#### [Goal]
Select the lines below containing the word "icon".

#### [Extracted material]
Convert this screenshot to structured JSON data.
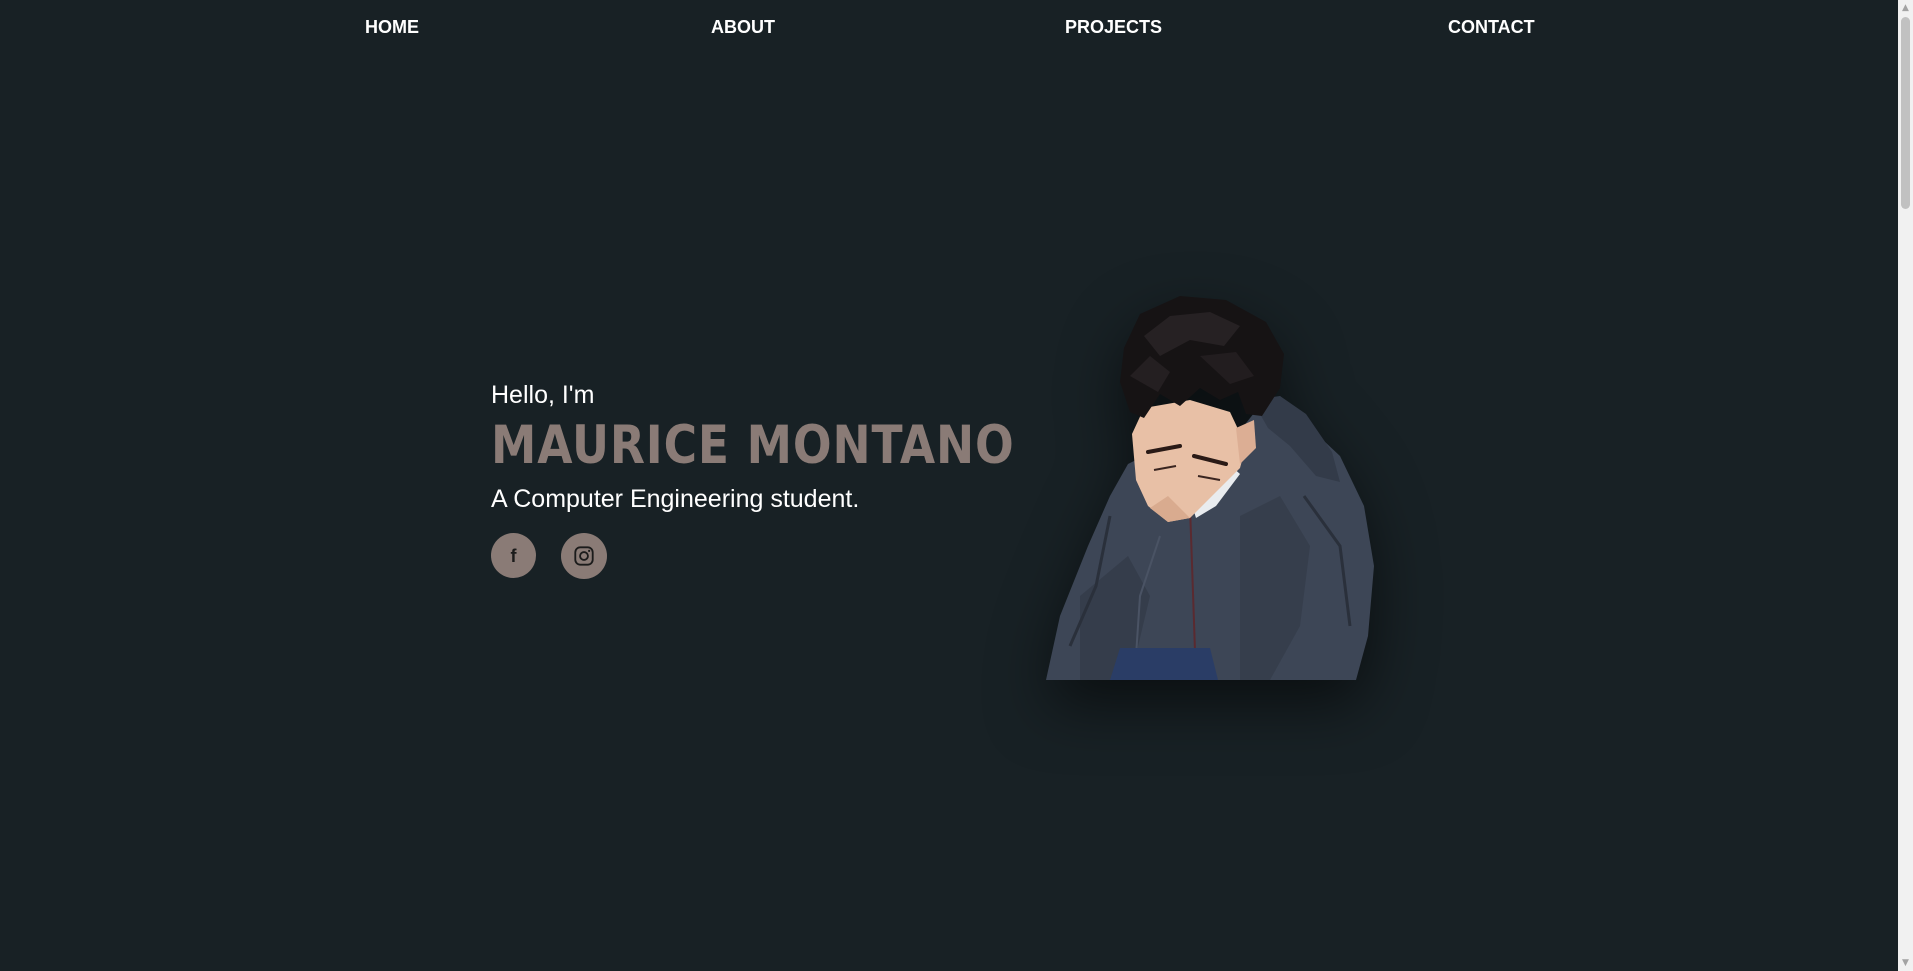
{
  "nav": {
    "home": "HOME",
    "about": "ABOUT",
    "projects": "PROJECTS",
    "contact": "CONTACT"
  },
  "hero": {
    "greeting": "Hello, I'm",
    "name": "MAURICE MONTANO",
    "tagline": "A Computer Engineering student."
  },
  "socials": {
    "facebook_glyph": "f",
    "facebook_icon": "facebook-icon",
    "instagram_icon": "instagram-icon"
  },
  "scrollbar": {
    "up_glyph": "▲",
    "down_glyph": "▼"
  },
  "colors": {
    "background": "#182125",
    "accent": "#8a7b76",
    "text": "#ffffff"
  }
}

...

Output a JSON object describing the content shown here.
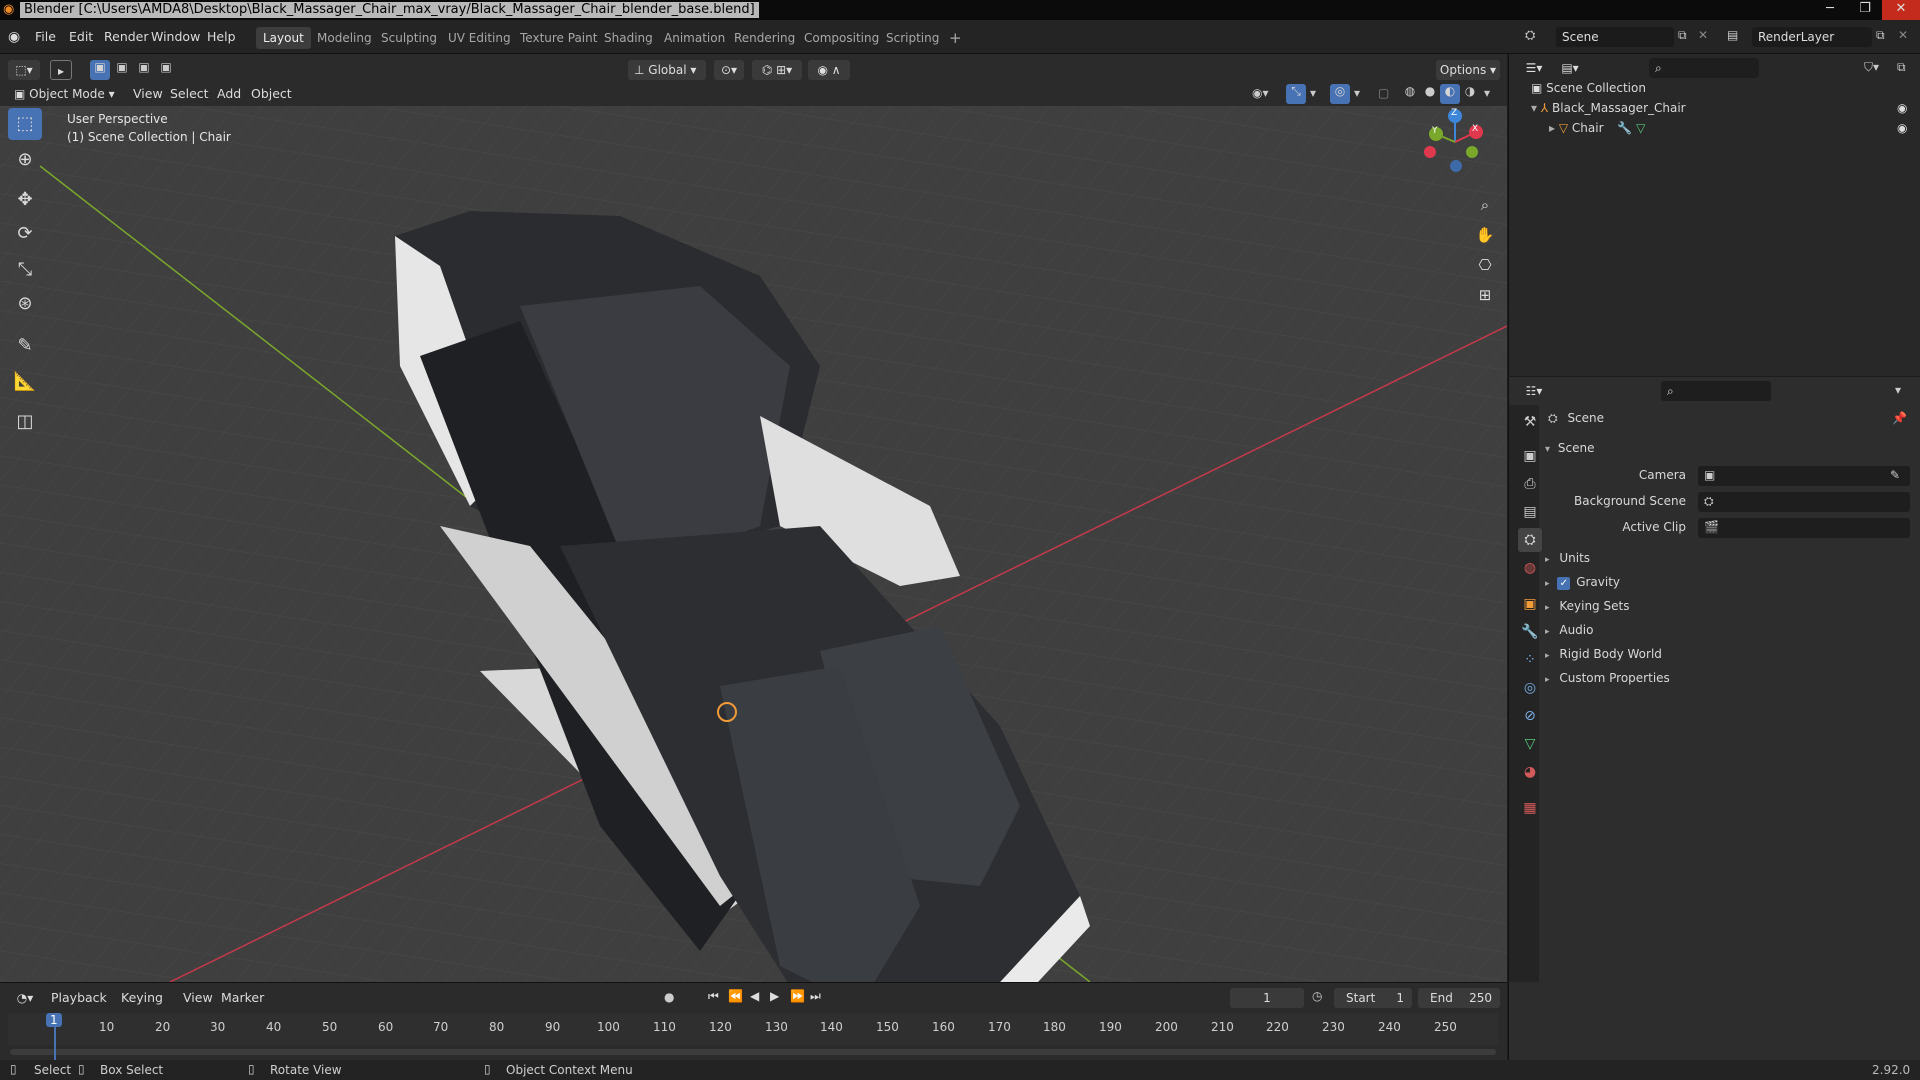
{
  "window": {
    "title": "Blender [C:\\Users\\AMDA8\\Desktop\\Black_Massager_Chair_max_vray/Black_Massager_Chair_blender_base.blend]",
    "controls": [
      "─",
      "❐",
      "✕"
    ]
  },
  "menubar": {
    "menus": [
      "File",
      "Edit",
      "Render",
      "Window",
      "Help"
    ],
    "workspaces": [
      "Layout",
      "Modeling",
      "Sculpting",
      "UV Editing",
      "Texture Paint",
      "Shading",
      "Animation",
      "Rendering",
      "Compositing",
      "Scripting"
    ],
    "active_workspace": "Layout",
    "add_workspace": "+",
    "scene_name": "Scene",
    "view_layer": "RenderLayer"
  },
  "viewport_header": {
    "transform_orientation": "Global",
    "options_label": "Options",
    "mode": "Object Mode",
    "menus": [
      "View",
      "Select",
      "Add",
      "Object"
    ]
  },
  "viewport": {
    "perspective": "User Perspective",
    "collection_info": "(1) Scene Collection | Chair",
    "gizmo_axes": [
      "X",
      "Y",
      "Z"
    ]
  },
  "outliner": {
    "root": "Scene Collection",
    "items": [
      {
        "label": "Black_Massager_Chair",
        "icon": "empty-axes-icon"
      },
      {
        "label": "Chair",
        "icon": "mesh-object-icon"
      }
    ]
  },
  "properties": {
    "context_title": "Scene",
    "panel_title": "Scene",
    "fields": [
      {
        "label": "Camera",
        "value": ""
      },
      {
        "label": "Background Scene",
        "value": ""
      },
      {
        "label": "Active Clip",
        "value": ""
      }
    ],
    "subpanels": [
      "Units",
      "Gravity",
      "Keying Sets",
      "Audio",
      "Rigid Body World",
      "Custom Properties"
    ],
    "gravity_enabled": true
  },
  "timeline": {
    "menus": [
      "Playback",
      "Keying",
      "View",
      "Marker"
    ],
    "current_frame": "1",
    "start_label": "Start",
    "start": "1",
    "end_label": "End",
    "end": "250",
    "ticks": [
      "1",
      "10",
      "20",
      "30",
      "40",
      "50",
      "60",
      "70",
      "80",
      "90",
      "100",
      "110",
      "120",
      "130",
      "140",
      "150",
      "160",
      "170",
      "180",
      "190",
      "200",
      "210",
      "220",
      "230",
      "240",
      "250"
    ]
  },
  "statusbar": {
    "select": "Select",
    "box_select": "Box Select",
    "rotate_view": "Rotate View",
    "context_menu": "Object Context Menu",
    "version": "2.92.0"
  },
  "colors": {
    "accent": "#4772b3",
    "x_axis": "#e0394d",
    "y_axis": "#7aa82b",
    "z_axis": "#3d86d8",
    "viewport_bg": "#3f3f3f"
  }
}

#### [Solution for this exercise]
    "facebook_icon": "facebook-icon",
    "instagram_icon": "instagram-icon"
        "icon": "empty-axes-icon"
        "icon": "mesh-object-icon"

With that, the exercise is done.